Text passage:
# # # # # # #
The rest of this bug report contains the contextual description of problem from emails on yt-users that led to this bug report:
While working through examples, I hit a roadblock, and I've had some difficulty finding good documentation on the what the "Scene.save()" function actually does; specifically, why it does different things on the first and second call. The first example in the user tutorial page for 3D volume rendering (http://yt-project.org/doc/visualizing/volume_rendering.html) looks something like this:
#!python ... sc = yt.create_scene(ds, lens_type='perspective') ... source = sc source.tfh.set_bounds((3e-31, 5e-27)) ... sc.save('rendering.png', sigma_clip=6.0)
And, voila, volume rendering saved to png.
However, if I naively continue the script to re-render with new settings:
#!python source.tfh.set_bounds((3e-35, 5e-27)) sc.camera.zoom(2.0) sc.save('rendering2.png', sigma_clip=6.0)
I find that none of my new settings are reflected in "rendering2.png" -- it's just a duplicate of "rendering.png"! But if I start again from scratch with a new scene, the settings take hold. This leaves me (a new user) scratching my head.
So I posed the question to yt-users: Once you've created and saved a scene once, how do you change scene settings like colormap and camera angle?
Nathan Golbaum kindly responded with the following:
So this is really two issues.
The first, is that the camera.zoom() function doesn't really zoom in on the image, instead it decreases the "width" the volume rendering region by the zoom factor. This makes a lot of sense for plane-parallel volume renderings (the default), but not so much for perspective lenses as you saw. For a perspective lens you should instead reposition the camera to be closer to the focus to get the same effect.
# # # # # # #
Supplied information:
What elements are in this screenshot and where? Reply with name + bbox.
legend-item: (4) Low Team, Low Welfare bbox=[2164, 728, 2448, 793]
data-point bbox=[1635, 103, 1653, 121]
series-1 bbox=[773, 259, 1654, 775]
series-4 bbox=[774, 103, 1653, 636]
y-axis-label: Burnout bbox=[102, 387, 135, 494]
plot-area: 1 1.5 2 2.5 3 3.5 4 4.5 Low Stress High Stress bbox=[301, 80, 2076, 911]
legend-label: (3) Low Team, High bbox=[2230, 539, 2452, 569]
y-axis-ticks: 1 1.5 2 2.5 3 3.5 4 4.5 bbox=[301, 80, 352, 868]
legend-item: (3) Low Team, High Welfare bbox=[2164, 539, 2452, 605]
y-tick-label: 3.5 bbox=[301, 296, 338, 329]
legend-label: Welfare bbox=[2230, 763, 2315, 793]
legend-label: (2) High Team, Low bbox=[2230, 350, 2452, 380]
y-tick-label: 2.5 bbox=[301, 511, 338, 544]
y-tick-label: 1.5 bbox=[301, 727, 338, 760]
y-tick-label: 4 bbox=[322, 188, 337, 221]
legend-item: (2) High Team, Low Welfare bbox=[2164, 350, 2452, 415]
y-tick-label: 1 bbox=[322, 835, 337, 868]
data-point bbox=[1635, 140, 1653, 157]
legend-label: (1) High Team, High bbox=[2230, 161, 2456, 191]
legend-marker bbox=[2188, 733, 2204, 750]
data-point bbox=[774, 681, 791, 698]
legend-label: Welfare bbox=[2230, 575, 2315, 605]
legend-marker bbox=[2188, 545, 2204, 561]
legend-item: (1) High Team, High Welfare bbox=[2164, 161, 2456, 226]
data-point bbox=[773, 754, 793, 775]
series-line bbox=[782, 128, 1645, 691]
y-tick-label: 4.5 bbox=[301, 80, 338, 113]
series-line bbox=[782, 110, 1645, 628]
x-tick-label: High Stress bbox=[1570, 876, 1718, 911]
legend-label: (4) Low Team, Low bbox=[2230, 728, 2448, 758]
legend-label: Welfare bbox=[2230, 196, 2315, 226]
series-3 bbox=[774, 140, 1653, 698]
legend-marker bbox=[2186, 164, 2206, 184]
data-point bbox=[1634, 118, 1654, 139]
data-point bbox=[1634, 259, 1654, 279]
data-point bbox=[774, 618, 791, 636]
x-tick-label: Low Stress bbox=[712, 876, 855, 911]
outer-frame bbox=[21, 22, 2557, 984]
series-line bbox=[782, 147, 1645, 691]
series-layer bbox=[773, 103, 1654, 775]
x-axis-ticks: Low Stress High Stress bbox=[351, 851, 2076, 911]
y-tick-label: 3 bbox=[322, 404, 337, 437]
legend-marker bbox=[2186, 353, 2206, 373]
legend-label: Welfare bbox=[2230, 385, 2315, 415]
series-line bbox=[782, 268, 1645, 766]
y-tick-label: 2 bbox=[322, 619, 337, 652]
# # # # # # #
What is required: Copy out the bug report about Scene.save() word for word, from start to finish.

Answer for the task:
The rest of this bug report contains the contextual description of problem from emails on yt-users that led to this bug report:
While working through examples, I hit a roadblock, and I've had some difficulty finding good documentation on the what the "Scene.save()" function actually does; specifically, why it does different things on the first and second call. The first example in the user tutorial page for 3D volume rendering (http://yt-project.org/doc/visualizing/volume_rendering.html) looks something like this:
#!python ... sc = yt.create_scene(ds, lens_type='perspective') ... source = sc source.tfh.set_bounds((3e-31, 5e-27)) ... sc.save('rendering.png', sigma_clip=6.0)
And, voila, volume rendering saved to png.
However, if I naively continue the script to re-render with new settings:
#!python source.tfh.set_bounds((3e-35, 5e-27)) sc.camera.zoom(2.0) sc.save('rendering2.png', sigma_clip=6.0)
I find that none of my new settings are reflected in "rendering2.png" -- it's just a duplicate of "rendering.png"! But if I start again from scratch with a new scene, the settings take hold. This leaves me (a new user) scratching my head.
So I posed the question to yt-users: Once you've created and saved a scene once, how do you change scene settings like colormap and camera angle?
Nathan Golbaum kindly responded with the following:
So this is really two issues.
The first, is that the camera.zoom() function doesn't really zoom in on the image, instead it decreases the "width" the volume rendering region by the zoom factor. This makes a lot of sense for plane-parallel volume renderings (the default), but not so much for perspective lenses as you saw. For a perspective lens you should instead reposition the camera to be closer to the focus to get the same effect.